### DATASET ROWS

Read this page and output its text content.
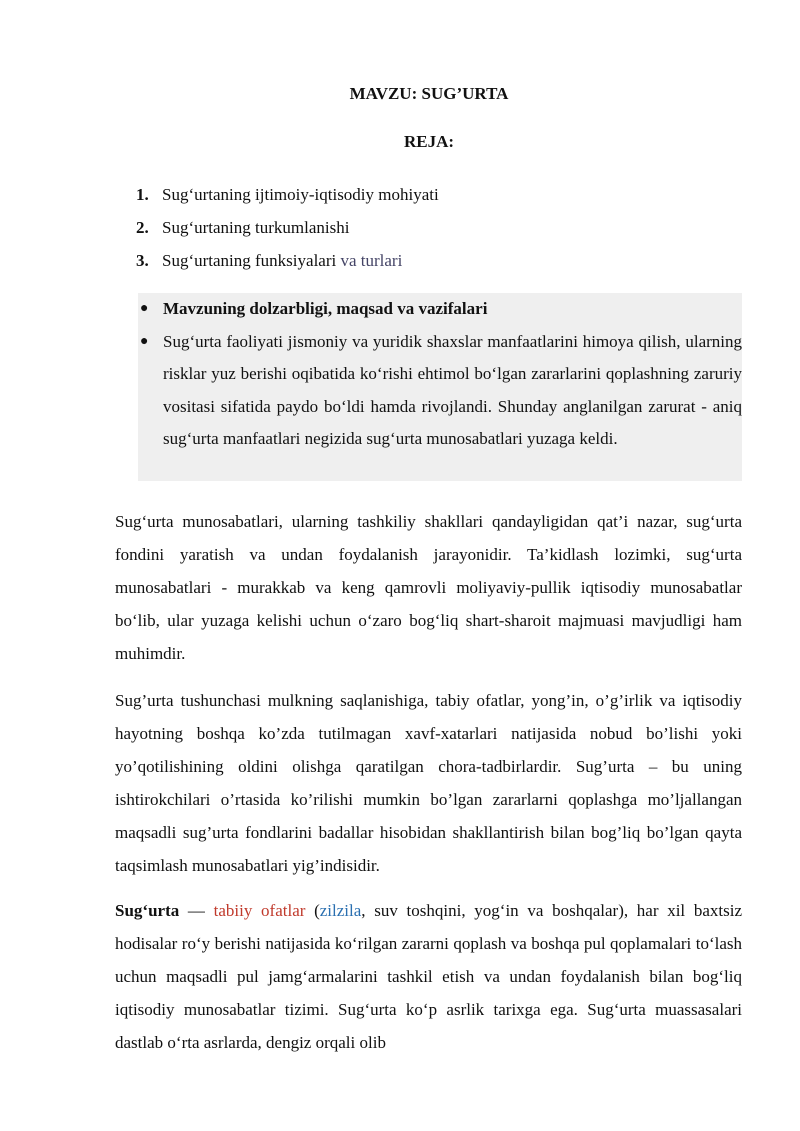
MAVZU: SUG’URTA
REJA:
1. Sug‘urtaning ijtimoiy-iqtisodiy mohiyati
2. Sug‘urtaning turkumlanishi
3. Sug‘urtaning funksiyalari va turlari
● Mavzuning dolzarbligi, maqsad va vazifalari
● Sug‘urta faoliyati jismoniy va yuridik shaxslar manfaatlarini himoya qilish, ularning risklar yuz berishi oqibatida ko‘rishi ehtimol bo‘lgan zararlarini qoplashning zaruriy vositasi sifatida paydo bo‘ldi hamda rivojlandi. Shunday anglanilgan zarurat - aniq sug‘urta manfaatlari negizida sug‘urta munosabatlari yuzaga keldi.

Sug‘urta munosabatlari, ularning tashkiliy shakllari qandayligidan qat’i nazar, sug‘urta fondini yaratish va undan foydalanish jarayonidir. Ta’kidlash lozimki, sug‘urta munosabatlari - murakkab va keng qamrovli moliyaviy-pullik iqtisodiy munosabatlar bo‘lib, ular yuzaga kelishi uchun o‘zaro bog‘liq shart-sharoit majmuasi mavjudligi ham muhimdir.

Sug’urta tushunchasi mulkning saqlanishiga, tabiy ofatlar, yong’in, o’g’irlik va iqtisodiy hayotning boshqa ko’zda tutilmagan xavf-xatarlari natijasida nobud bo’lishi yoki yo’qotilishining oldini olishga qaratilgan chora-tadbirlardir. Sug’urta – bu uning ishtirokchilari o’rtasida ko’rilishi mumkin bo’lgan zararlarni qoplashga mo’ljallangan maqsadli sug’urta fondlarini badallar hisobidan shakllantirish bilan bog’liq bo’lgan qayta taqsimlash munosabatlari yig’indisidir.

Sug‘urta — tabiiy ofatlar (zilzila, suv toshqini, yog‘in va boshqalar), har xil baxtsiz hodisalar ro‘y berishi natijasida ko‘rilgan zararni qoplash va boshqa pul qoplamalari to‘lash uchun maqsadli pul jamg‘armalarini tashkil etish va undan foydalanish bilan bog‘liq iqtisodiy munosabatlar tizimi. Sug‘urta ko‘p asrlik tarixga ega. Sug‘urta muassasalari dastlab o‘rta asrlarda, dengiz orqali olib
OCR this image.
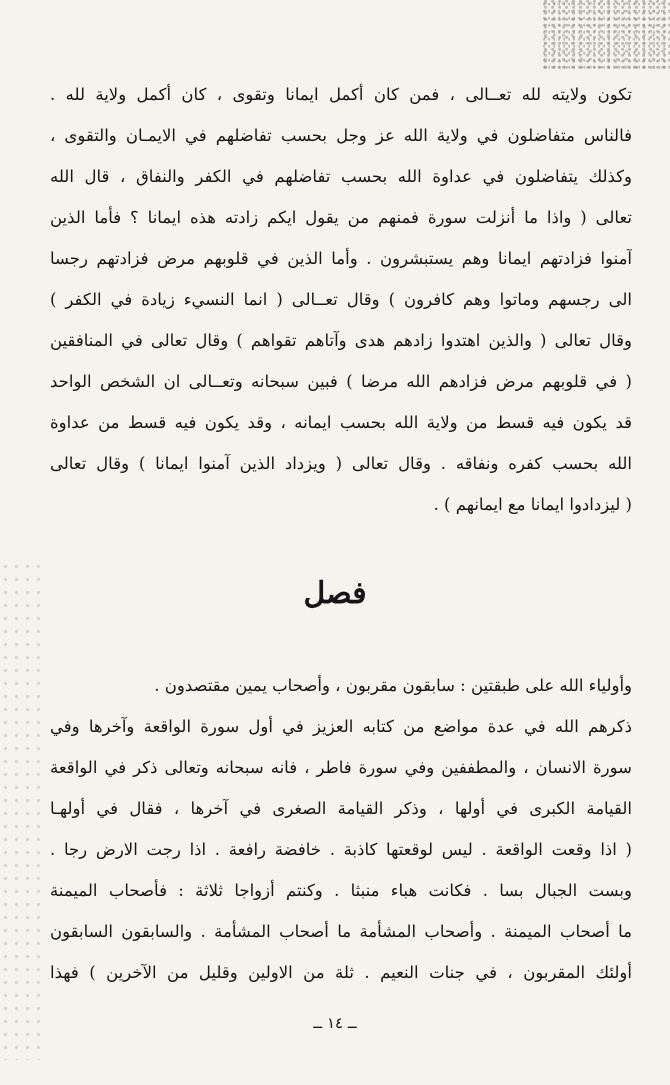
تكون ولايته لله تعــالى ، فمن كان أكمل ايمانا وتقوى ، كان أكمل ولاية لله .
فالناس متفاضلون في ولاية الله عز وجل بحسب تفاضلهم في الايمـان والتقوى ،
وكذلك يتفاضلون في عداوة الله بحسب تفاضلهم في الكفر والنفاق ، قال الله
تعالى ( واذا ما أنزلت سورة فمنهم من يقول ايكم زادته هذه ايمانا ؟ فأما الذين
آمنوا فزادتهم ايمانا وهم يستبشرون . وأما الذين في قلوبهم مرض فزادتهم رجسا
الى رجسهم وماتوا وهم كافرون ) وقال تعــالى ( انما النسيء زيادة في الكفر )
وقال تعالى ( والذين اهتدوا زادهم هدى وآتاهم تقواهم ) وقال تعالى في المنافقين
( في قلوبهم مرض فزادهم الله مرضا ) فبين سبحانه وتعــالى ان الشخص الواحد
قد يكون فيه قسط من ولاية الله بحسب ايمانه ، وقد يكون فيه قسط من عداوة
الله بحسب كفره ونفاقه . وقال تعالى ( ويزداد الذين آمنوا ايمانا ) وقال تعالى
( ليزدادوا ايمانا مع ايمانهم ) .
فصل
وأولياء الله على طبقتين : سابقون مقربون ، وأصحاب يمين مقتصدون .
ذكرهم الله في عدة مواضع من كتابه العزيز في أول سورة الواقعة وآخرها وفي
سورة الانسان ، والمطففين وفي سورة فاطر ، فانه سبحانه وتعالى ذكر في الواقعة
القيامة الكبرى في أولها ، وذكر القيامة الصغرى في آخرها ، فقال في أولهـا
( اذا وقعت الواقعة . ليس لوقعتها كاذبة . خافضة رافعة . اذا رجت الارض رجا .
وبست الجبال بسا . فكانت هباء منبثا . وكنتم أزواجا ثلاثة : فأصحاب الميمنة
ما أصحاب الميمنة . وأصحاب المشأمة ما أصحاب المشأمة . والسابقون السابقون
أولئك المقربون ، في جنات النعيم . ثلة من الاولين وقليل من الآخرين ) فهذا
ــ ١٤ ــ
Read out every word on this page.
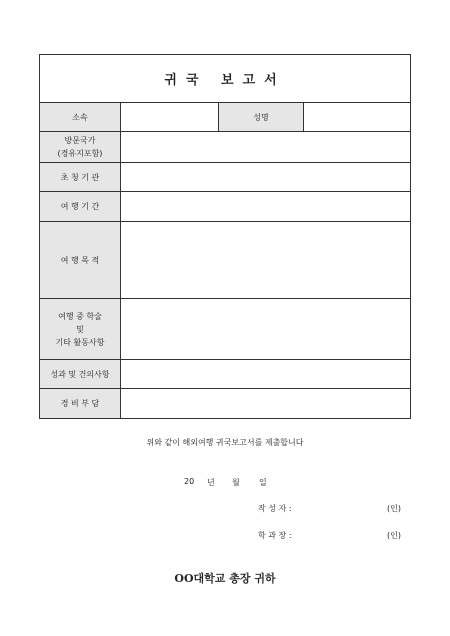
귀국 보고서			
소속		성명	

방문국가
(경유지포함)			

초 청 기 관			
여 행 기 간			
여 행 목 적			

여행 중 학술
및
기타 활동사항			

성과 및 건의사항			
경 비 부 담			
위와 같이 해외여행 귀국보고서를 제출합니다
20 년 월 일
작 성 자 :	(인)
학 과 장 :	(인)
OO대학교 총장 귀하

### CHALLENGE
Without the pictures, restate all of the entries above verbatim.

### REPLY
Read this page and output its text content.
MAVZU: SUG’URTA
REJA:
1. Sug‘urtaning ijtimoiy-iqtisodiy mohiyati
2. Sug‘urtaning turkumlanishi
3. Sug‘urtaning funksiyalari va turlari
● Mavzuning dolzarbligi, maqsad va vazifalari
● Sug‘urta faoliyati jismoniy va yuridik shaxslar manfaatlarini himoya qilish, ularning risklar yuz berishi oqibatida ko‘rishi ehtimol bo‘lgan zararlarini qoplashning zaruriy vositasi sifatida paydo bo‘ldi hamda rivojlandi. Shunday anglanilgan zarurat - aniq sug‘urta manfaatlari negizida sug‘urta munosabatlari yuzaga keldi.

Sug‘urta munosabatlari, ularning tashkiliy shakllari qandayligidan qat’i nazar, sug‘urta fondini yaratish va undan foydalanish jarayonidir. Ta’kidlash lozimki, sug‘urta munosabatlari - murakkab va keng qamrovli moliyaviy-pullik iqtisodiy munosabatlar bo‘lib, ular yuzaga kelishi uchun o‘zaro bog‘liq shart-sharoit majmuasi mavjudligi ham muhimdir.

Sug’urta tushunchasi mulkning saqlanishiga, tabiy ofatlar, yong’in, o’g’irlik va iqtisodiy hayotning boshqa ko’zda tutilmagan xavf-xatarlari natijasida nobud bo’lishi yoki yo’qotilishining oldini olishga qaratilgan chora-tadbirlardir. Sug’urta – bu uning ishtirokchilari o’rtasida ko’rilishi mumkin bo’lgan zararlarni qoplashga mo’ljallangan maqsadli sug’urta fondlarini badallar hisobidan shakllantirish bilan bog’liq bo’lgan qayta taqsimlash munosabatlari yig’indisidir.

Sug‘urta — tabiiy ofatlar (zilzila, suv toshqini, yog‘in va boshqalar), har xil baxtsiz hodisalar ro‘y berishi natijasida ko‘rilgan zararni qoplash va boshqa pul qoplamalari to‘lash uchun maqsadli pul jamg‘armalarini tashkil etish va undan foydalanish bilan bog‘liq iqtisodiy munosabatlar tizimi. Sug‘urta ko‘p asrlik tarixga ega. Sug‘urta muassasalari dastlab o‘rta asrlarda, dengiz orqali olib
OCR this image.
تكون ولايته لله تعــالى ، فمن كان أكمل ايمانا وتقوى ، كان أكمل ولاية لله .
فالناس متفاضلون في ولاية الله عز وجل بحسب تفاضلهم في الايمـان والتقوى ،
وكذلك يتفاضلون في عداوة الله بحسب تفاضلهم في الكفر والنفاق ، قال الله
تعالى ( واذا ما أنزلت سورة فمنهم من يقول ايكم زادته هذه ايمانا ؟ فأما الذين
آمنوا فزادتهم ايمانا وهم يستبشرون . وأما الذين في قلوبهم مرض فزادتهم رجسا
الى رجسهم وماتوا وهم كافرون ) وقال تعــالى ( انما النسيء زيادة في الكفر )
وقال تعالى ( والذين اهتدوا زادهم هدى وآتاهم تقواهم ) وقال تعالى في المنافقين
( في قلوبهم مرض فزادهم الله مرضا ) فبين سبحانه وتعــالى ان الشخص الواحد
قد يكون فيه قسط من ولاية الله بحسب ايمانه ، وقد يكون فيه قسط من عداوة
الله بحسب كفره ونفاقه . وقال تعالى ( ويزداد الذين آمنوا ايمانا ) وقال تعالى
( ليزدادوا ايمانا مع ايمانهم ) .
فصل
وأولياء الله على طبقتين : سابقون مقربون ، وأصحاب يمين مقتصدون .
ذكرهم الله في عدة مواضع من كتابه العزيز في أول سورة الواقعة وآخرها وفي
سورة الانسان ، والمطففين وفي سورة فاطر ، فانه سبحانه وتعالى ذكر في الواقعة
القيامة الكبرى في أولها ، وذكر القيامة الصغرى في آخرها ، فقال في أولهـا
( اذا وقعت الواقعة . ليس لوقعتها كاذبة . خافضة رافعة . اذا رجت الارض رجا .
وبست الجبال بسا . فكانت هباء منبثا . وكنتم أزواجا ثلاثة : فأصحاب الميمنة
ما أصحاب الميمنة . وأصحاب المشأمة ما أصحاب المشأمة . والسابقون السابقون
أولئك المقربون ، في جنات النعيم . ثلة من الاولين وقليل من الآخرين ) فهذا
ــ ١٤ ــ
Read out every word on this page.
귀국 보고서			
소속		성명	

방문국가
(경유지포함)			

초 청 기 관			
여 행 기 간			
여 행 목 적			

여행 중 학술
및
기타 활동사항			

성과 및 건의사항			
경 비 부 담			
위와 같이 해외여행 귀국보고서를 제출합니다
20 년 월 일
작 성 자 :	(인)
학 과 장 :	(인)
OO대학교 총장 귀하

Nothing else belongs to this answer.